_Written exercise_
Search the material for the word "notification" and copy each line that holds it.

[Start Records to use]

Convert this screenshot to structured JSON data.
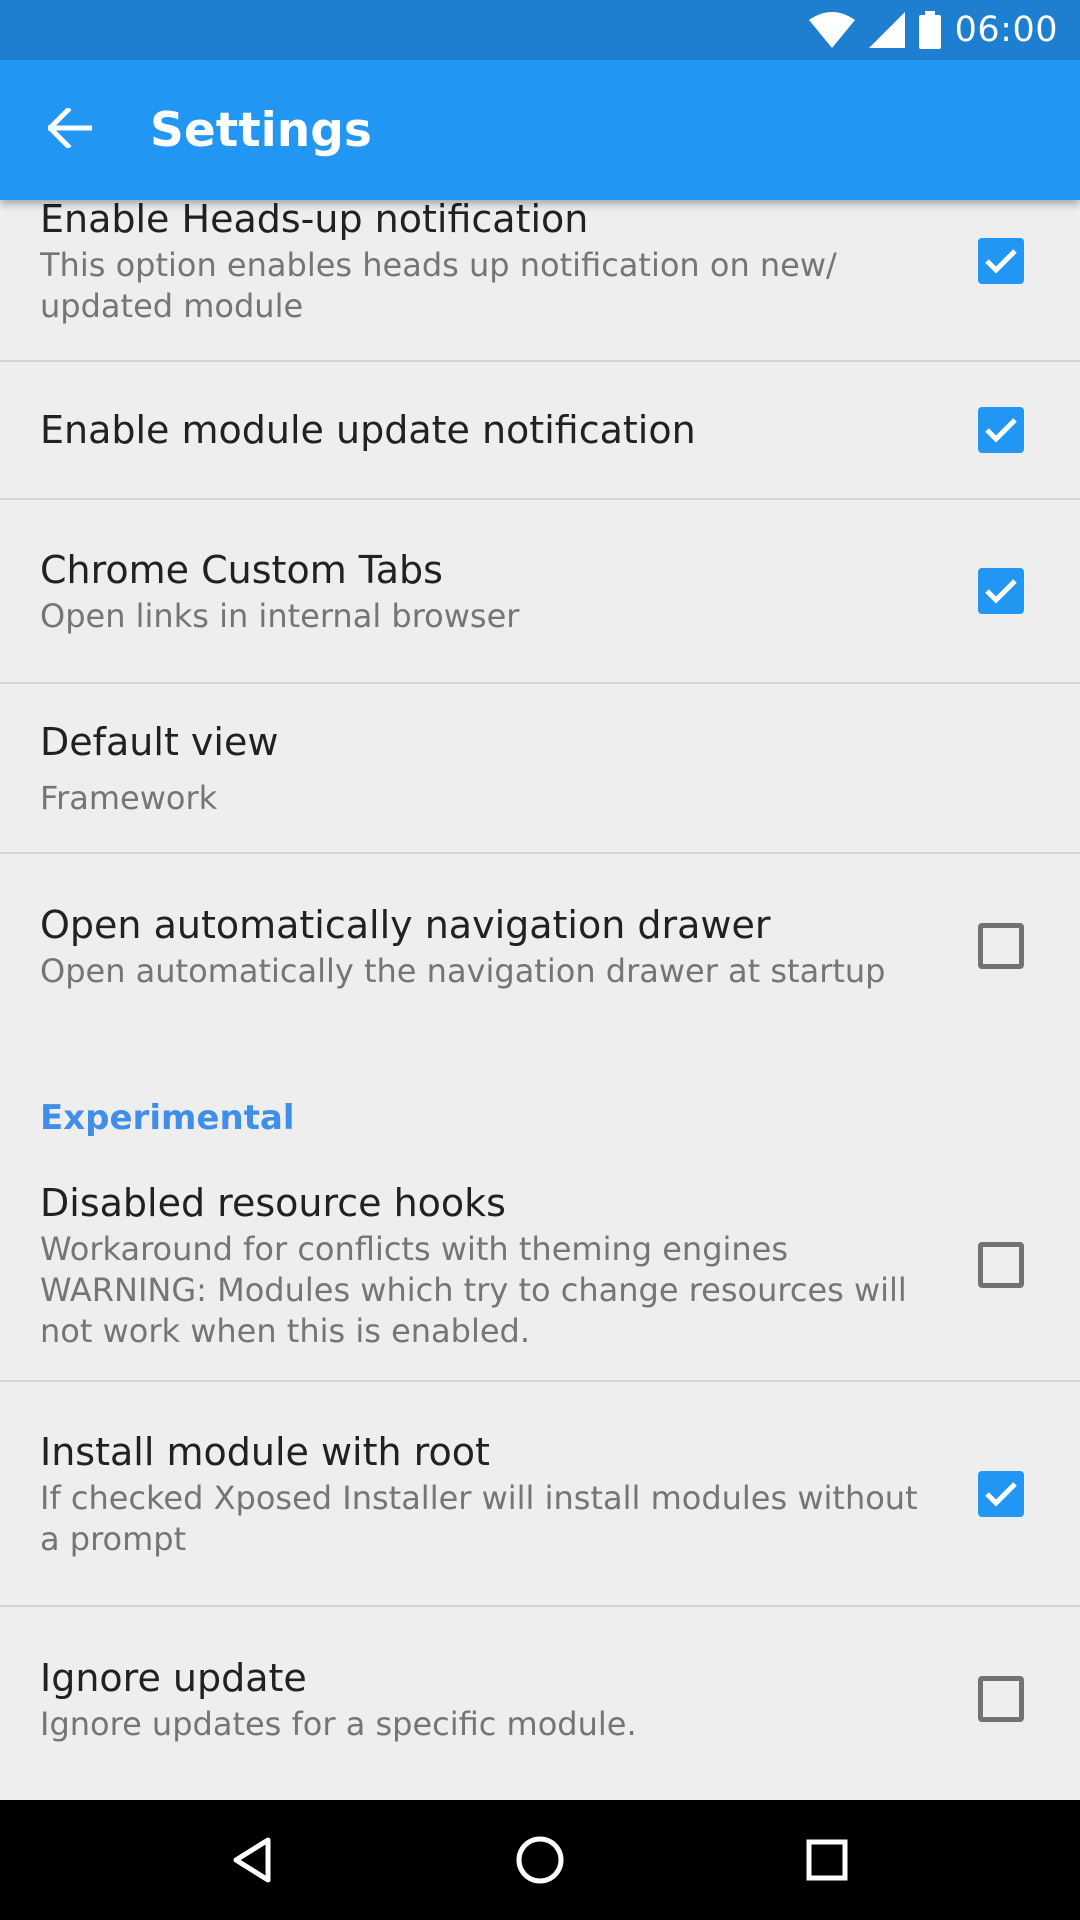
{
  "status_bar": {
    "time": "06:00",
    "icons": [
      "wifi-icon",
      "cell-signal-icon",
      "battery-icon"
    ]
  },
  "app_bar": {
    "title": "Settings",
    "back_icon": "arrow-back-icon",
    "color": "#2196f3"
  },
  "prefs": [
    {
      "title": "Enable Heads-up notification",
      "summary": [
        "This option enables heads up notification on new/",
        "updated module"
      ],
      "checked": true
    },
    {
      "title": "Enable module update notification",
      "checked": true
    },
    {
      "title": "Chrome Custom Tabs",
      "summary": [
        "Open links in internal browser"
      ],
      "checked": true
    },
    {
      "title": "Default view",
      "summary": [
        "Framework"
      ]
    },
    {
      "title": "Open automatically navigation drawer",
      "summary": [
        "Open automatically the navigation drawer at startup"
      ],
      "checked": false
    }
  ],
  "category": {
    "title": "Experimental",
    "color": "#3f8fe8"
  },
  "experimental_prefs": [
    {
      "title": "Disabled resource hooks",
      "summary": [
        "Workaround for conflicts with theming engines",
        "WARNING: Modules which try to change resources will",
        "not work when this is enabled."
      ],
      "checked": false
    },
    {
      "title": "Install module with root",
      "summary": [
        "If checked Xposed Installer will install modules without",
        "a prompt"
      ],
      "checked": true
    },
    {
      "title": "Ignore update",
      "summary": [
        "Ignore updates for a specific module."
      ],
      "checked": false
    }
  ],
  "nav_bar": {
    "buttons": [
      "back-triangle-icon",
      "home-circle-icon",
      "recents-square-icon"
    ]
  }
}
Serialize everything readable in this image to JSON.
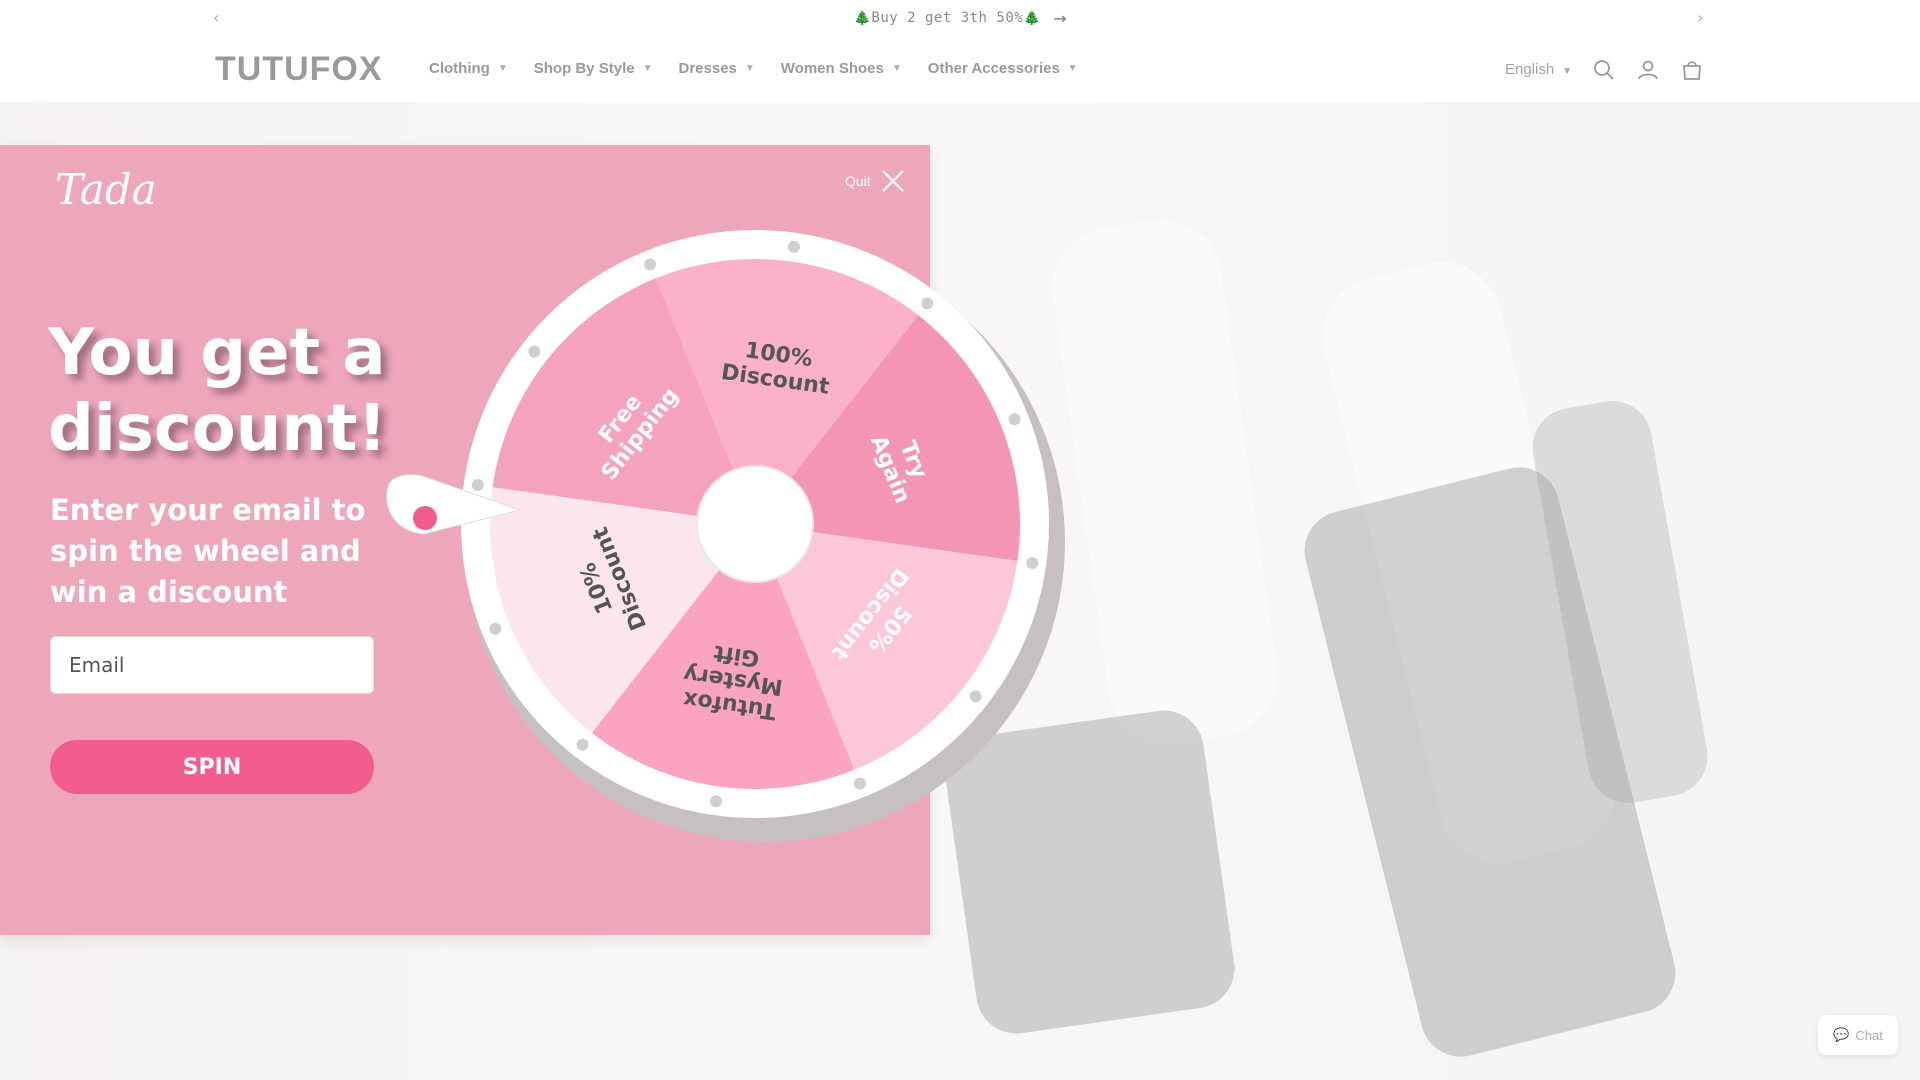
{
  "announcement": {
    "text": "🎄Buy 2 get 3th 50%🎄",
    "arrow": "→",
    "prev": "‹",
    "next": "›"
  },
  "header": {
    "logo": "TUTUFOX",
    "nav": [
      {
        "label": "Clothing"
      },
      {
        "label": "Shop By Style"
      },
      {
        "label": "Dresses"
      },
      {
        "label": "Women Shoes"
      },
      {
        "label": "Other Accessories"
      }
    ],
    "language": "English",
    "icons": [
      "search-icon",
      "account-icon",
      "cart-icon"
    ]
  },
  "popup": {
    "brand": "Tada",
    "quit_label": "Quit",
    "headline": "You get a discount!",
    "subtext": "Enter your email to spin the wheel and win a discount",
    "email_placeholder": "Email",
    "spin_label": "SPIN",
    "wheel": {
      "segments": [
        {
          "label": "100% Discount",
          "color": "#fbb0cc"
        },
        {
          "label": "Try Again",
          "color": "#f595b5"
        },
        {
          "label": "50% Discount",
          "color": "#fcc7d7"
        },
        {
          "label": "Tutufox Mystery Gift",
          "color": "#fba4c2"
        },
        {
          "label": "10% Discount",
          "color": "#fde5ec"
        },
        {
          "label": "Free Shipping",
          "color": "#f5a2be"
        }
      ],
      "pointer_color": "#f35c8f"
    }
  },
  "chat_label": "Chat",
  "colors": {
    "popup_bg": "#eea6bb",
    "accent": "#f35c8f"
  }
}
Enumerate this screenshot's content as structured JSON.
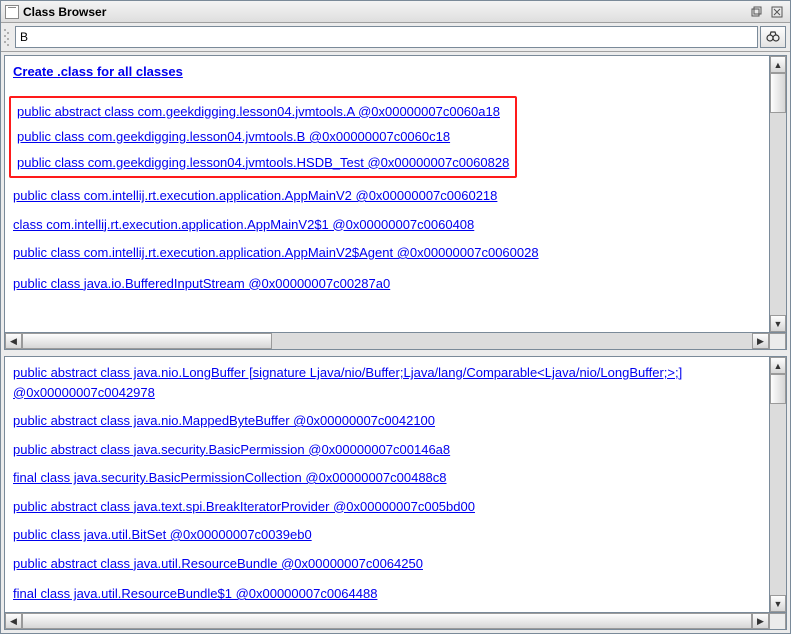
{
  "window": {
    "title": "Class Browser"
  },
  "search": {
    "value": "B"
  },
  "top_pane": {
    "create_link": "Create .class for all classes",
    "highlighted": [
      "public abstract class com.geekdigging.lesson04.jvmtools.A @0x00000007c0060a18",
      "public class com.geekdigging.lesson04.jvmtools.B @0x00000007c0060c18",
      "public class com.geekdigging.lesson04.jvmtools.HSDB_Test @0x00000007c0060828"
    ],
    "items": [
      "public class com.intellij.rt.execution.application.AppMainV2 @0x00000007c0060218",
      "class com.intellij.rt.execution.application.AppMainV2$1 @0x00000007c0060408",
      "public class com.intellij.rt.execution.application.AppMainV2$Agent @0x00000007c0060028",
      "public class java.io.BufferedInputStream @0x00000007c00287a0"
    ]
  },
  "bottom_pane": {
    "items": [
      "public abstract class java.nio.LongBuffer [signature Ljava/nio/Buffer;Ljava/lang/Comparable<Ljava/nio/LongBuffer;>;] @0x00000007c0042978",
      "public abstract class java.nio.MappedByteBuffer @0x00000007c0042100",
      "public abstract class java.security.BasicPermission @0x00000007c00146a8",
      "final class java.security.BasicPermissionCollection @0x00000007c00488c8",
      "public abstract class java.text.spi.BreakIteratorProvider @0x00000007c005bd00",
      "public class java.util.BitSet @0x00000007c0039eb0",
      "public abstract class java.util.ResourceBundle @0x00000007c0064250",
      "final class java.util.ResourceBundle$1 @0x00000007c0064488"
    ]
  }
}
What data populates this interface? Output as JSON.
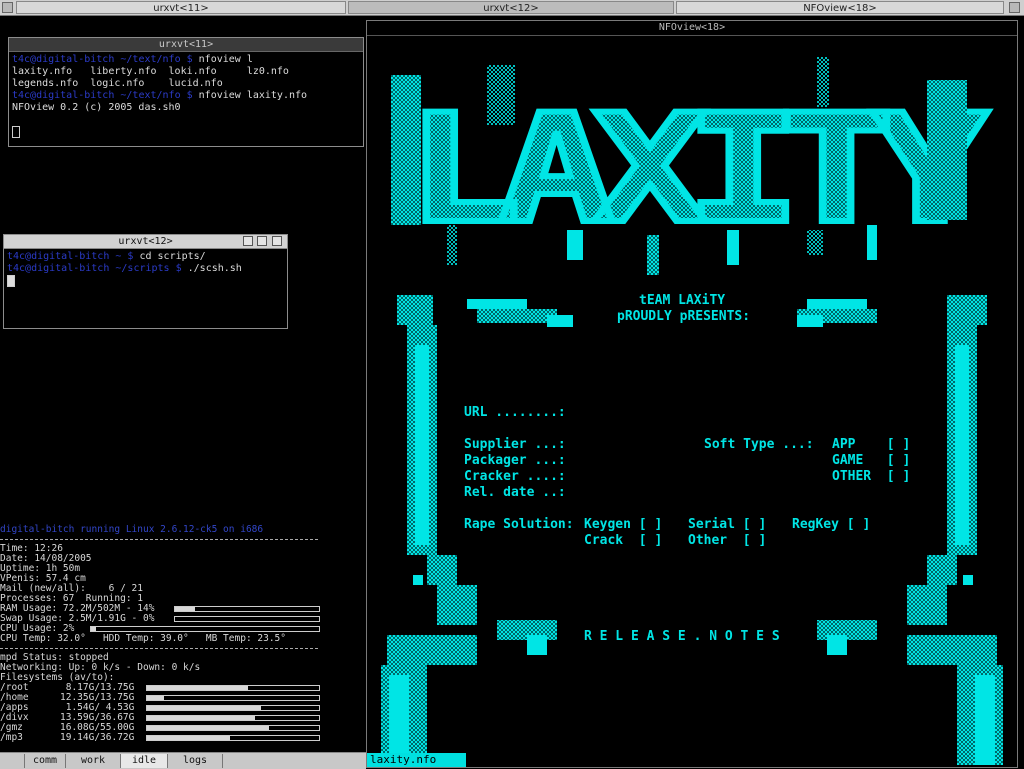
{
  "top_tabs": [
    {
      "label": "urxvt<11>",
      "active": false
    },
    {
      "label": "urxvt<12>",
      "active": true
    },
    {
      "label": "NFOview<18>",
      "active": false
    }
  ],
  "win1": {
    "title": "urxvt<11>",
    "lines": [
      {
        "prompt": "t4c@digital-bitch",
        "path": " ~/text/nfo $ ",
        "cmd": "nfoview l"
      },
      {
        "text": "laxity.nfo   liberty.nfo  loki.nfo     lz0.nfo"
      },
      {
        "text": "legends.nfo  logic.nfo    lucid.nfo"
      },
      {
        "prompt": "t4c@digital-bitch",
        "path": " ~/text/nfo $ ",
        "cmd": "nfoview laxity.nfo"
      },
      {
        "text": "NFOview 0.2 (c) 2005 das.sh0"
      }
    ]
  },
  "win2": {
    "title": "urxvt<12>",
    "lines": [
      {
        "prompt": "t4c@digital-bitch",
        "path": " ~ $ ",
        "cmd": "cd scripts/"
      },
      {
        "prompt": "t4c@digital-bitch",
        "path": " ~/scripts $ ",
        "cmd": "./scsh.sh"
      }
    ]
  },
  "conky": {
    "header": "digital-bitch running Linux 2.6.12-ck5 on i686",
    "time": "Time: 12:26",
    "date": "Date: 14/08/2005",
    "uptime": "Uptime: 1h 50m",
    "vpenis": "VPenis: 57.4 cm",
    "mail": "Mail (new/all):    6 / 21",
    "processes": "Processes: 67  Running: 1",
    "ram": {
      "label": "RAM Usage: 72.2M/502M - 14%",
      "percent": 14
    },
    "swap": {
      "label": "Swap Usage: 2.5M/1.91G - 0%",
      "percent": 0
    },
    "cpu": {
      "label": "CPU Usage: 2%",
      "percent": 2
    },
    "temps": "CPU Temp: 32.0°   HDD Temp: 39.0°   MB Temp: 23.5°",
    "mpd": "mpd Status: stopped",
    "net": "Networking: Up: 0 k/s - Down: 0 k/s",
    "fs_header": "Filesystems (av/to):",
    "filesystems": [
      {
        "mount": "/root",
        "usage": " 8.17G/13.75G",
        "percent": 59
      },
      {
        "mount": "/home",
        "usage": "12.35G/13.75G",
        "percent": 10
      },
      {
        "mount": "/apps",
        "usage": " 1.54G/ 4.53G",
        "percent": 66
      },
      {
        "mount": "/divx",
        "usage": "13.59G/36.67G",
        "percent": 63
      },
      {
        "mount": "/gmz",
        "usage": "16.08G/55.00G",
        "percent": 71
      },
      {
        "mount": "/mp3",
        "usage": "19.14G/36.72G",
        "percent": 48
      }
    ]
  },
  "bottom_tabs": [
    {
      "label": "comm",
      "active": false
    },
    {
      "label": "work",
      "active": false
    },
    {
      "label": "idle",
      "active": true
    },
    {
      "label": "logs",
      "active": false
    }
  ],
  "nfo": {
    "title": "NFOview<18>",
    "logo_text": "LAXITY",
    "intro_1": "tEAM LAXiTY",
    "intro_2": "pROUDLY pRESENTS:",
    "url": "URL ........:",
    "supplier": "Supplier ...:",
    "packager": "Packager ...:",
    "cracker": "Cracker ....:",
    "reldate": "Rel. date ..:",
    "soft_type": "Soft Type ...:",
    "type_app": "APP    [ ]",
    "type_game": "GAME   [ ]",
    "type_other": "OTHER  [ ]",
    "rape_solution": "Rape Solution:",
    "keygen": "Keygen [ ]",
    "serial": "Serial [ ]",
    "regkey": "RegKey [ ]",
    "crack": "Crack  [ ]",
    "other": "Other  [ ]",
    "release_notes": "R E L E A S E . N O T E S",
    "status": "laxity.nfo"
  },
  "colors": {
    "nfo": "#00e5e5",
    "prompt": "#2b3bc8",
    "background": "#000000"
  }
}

[End Records to use]

_Output of the task_
      "title": "Enable Heads-up notification",
        "This option enables heads up notification on new/",
      "title": "Enable module update notification",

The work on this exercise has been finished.